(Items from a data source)
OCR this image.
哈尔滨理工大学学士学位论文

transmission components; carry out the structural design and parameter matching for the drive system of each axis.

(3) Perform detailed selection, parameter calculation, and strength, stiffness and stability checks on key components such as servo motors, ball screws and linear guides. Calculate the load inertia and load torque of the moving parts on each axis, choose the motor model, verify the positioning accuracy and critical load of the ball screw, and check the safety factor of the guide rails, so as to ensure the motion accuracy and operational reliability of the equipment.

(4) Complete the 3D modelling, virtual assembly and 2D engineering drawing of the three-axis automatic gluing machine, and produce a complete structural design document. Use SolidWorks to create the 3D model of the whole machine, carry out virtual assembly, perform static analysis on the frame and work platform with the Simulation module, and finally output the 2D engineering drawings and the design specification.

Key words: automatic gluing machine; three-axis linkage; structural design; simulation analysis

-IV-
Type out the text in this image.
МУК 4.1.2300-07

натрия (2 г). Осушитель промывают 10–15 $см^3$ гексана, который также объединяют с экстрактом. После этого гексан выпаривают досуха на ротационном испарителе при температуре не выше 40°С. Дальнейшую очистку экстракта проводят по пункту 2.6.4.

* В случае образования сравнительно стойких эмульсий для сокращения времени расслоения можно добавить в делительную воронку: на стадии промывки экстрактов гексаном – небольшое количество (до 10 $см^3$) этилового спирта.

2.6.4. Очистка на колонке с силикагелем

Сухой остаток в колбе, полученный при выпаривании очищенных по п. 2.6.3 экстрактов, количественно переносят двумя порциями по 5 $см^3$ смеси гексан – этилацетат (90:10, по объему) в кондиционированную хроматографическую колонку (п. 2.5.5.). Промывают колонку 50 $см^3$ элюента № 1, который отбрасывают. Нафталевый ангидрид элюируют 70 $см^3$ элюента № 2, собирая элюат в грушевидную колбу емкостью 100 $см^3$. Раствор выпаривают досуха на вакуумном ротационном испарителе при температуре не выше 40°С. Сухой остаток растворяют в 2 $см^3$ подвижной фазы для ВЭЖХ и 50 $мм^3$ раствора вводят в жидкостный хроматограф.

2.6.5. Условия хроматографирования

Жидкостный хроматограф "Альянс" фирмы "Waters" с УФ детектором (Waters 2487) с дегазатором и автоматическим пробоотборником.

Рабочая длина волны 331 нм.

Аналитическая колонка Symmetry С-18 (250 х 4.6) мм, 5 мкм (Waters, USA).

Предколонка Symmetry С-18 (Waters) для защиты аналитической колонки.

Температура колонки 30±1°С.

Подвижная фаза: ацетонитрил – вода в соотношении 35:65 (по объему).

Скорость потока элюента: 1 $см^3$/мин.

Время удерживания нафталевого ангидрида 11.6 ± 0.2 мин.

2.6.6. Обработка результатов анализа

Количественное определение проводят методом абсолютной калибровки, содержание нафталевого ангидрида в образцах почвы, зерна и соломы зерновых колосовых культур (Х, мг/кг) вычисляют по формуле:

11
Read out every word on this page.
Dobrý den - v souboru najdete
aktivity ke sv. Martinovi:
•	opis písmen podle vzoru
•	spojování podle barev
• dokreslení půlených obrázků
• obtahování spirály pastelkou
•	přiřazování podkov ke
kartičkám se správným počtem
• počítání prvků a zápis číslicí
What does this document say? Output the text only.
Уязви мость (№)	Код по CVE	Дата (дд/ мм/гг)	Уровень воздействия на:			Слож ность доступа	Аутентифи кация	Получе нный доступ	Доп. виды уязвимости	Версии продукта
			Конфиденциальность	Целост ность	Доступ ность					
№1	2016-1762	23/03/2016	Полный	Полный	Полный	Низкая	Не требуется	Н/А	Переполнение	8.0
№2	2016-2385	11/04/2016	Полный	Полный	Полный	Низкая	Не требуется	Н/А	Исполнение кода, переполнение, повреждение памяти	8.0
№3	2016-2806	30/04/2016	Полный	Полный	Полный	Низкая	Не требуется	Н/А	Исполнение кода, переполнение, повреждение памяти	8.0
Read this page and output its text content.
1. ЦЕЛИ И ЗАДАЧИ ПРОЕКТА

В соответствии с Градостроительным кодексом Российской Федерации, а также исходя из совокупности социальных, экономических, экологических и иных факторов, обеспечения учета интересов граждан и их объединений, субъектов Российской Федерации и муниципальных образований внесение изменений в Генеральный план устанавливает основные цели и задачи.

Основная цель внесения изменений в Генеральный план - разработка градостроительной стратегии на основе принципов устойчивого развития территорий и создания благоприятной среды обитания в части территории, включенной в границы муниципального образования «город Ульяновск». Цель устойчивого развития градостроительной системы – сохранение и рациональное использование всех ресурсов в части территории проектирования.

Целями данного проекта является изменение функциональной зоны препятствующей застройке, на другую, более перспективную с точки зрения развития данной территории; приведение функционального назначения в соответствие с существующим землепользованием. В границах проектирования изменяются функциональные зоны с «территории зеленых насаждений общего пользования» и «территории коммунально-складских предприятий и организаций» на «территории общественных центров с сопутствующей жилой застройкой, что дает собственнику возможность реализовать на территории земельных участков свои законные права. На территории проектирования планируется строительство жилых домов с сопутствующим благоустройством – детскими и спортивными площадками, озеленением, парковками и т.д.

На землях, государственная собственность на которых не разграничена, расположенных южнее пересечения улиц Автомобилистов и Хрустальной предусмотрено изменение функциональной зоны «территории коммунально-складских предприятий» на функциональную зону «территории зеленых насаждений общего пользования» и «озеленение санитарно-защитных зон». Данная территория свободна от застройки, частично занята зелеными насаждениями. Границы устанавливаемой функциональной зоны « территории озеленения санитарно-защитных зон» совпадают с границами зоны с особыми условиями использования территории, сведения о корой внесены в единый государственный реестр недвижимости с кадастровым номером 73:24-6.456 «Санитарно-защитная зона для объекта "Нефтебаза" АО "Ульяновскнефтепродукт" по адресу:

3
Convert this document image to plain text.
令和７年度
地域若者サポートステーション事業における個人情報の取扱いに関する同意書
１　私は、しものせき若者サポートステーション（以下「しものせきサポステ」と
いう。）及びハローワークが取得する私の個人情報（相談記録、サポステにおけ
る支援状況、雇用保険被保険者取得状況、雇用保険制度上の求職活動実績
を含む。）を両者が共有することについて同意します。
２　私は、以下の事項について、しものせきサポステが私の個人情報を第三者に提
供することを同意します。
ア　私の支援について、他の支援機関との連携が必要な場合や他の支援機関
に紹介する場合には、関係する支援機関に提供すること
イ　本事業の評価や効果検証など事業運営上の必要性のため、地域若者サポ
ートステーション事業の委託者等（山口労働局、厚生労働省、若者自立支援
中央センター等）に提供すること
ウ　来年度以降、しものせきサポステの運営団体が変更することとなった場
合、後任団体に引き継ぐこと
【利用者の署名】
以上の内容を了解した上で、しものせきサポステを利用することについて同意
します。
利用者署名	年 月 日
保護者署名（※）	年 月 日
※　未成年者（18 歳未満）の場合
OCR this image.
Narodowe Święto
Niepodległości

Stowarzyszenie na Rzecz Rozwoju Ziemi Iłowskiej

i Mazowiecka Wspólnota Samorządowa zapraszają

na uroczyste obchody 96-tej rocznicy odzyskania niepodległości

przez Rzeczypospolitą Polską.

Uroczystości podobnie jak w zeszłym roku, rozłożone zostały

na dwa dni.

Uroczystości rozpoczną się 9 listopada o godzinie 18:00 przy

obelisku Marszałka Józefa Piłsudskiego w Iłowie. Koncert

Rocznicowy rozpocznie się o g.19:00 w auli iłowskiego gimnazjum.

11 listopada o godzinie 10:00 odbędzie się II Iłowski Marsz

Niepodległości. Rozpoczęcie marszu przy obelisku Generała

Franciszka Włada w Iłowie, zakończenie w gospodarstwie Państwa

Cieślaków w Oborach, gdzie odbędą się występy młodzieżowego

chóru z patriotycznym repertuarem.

§ **What to do**: Search the data for the string "image" and copy each line where it appears.

§ **Output for this task**:
OCR this image.
Type out the text in this image.
Convert this document image to plain text.
OCR this image.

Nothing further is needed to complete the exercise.